==== Material for this exercise
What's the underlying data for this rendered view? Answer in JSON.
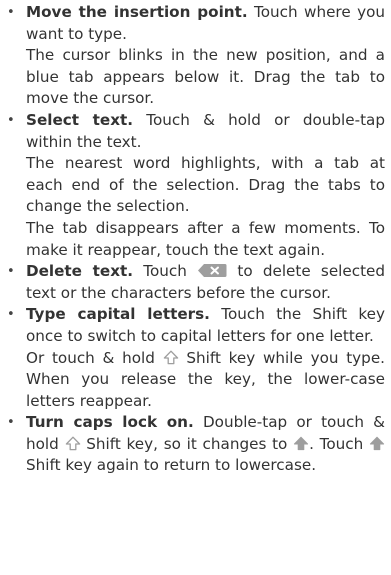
{
  "items": [
    {
      "lead": "Move the insertion point.",
      "text1": "Touch where you want to type.",
      "text2": "The cursor blinks in the new position, and a blue tab appears below it. Drag the tab to move the cursor."
    },
    {
      "lead": "Select text.",
      "text1": "Touch & hold or double-tap within the text.",
      "text2": "The nearest word highlights, with a tab at each end of the selection. Drag the tabs to change the selection.",
      "text3": "The tab disappears after a few moments. To make it reappear, touch the text again."
    },
    {
      "lead": "Delete text.",
      "pre": "Touch",
      "post": "to delete selected text or the characters before the cursor."
    },
    {
      "lead": "Type capital letters.",
      "text1": "Touch the Shift key once to switch to capital letters for one letter.",
      "pre2": "Or touch & hold",
      "post2": "Shift key while you type. When you release the key, the lower-case letters reappear."
    },
    {
      "lead": "Turn caps lock on.",
      "pre": "Double-tap or touch & hold",
      "mid": "Shift key, so it changes to",
      "mid2": ". Touch",
      "post": "Shift key again to return to lowercase."
    }
  ],
  "icons": {
    "delete": "backspace-key-icon",
    "shift": "shift-outline-icon",
    "caps": "shift-filled-icon"
  },
  "colors": {
    "text": "#333333",
    "delete_key": "#9e9e9e",
    "shift_outline": "#9e9e9e",
    "caps_filled": "#9e9e9e"
  }
}
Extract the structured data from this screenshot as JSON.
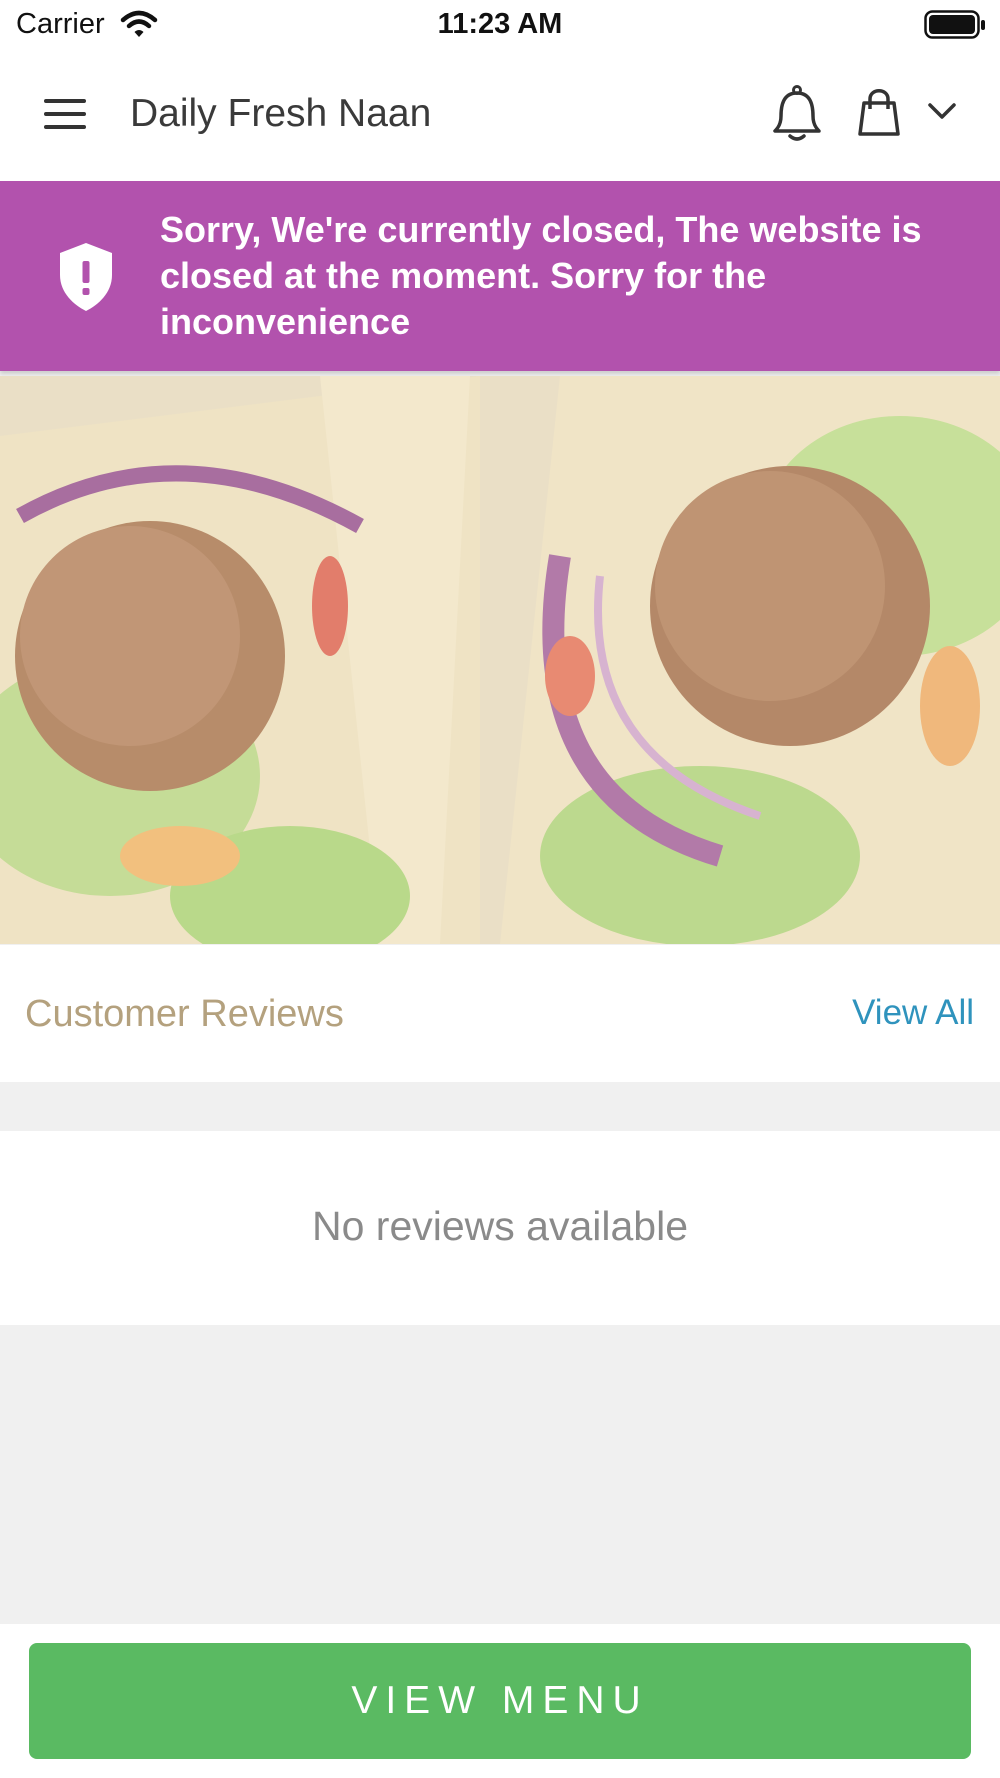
========
**Written exercise**
Repeat the data in full and exactly. Omit pictures.

**Result of the exercise**
What's the underlying data for this rendered view? Answer in JSON.
{
  "items": [
    {
      "lead": "Move the insertion point.",
      "text1": "Touch where you want to type.",
      "text2": "The cursor blinks in the new position, and a blue tab appears below it. Drag the tab to move the cursor."
    },
    {
      "lead": "Select text.",
      "text1": "Touch & hold or double-tap within the text.",
      "text2": "The nearest word highlights, with a tab at each end of the selection. Drag the tabs to change the selection.",
      "text3": "The tab disappears after a few moments. To make it reappear, touch the text again."
    },
    {
      "lead": "Delete text.",
      "pre": "Touch",
      "post": "to delete selected text or the characters before the cursor."
    },
    {
      "lead": "Type capital letters.",
      "text1": "Touch the Shift key once to switch to capital letters for one letter.",
      "pre2": "Or touch & hold",
      "post2": "Shift key while you type. When you release the key, the lower-case letters reappear."
    },
    {
      "lead": "Turn caps lock on.",
      "pre": "Double-tap or touch & hold",
      "mid": "Shift key, so it changes to",
      "mid2": ". Touch",
      "post": "Shift key again to return to lowercase."
    }
  ],
  "icons": {
    "delete": "backspace-key-icon",
    "shift": "shift-outline-icon",
    "caps": "shift-filled-icon"
  },
  "colors": {
    "text": "#333333",
    "delete_key": "#9e9e9e",
    "shift_outline": "#9e9e9e",
    "caps_filled": "#9e9e9e"
  }
}
Extract the structured data from this screenshot as JSON.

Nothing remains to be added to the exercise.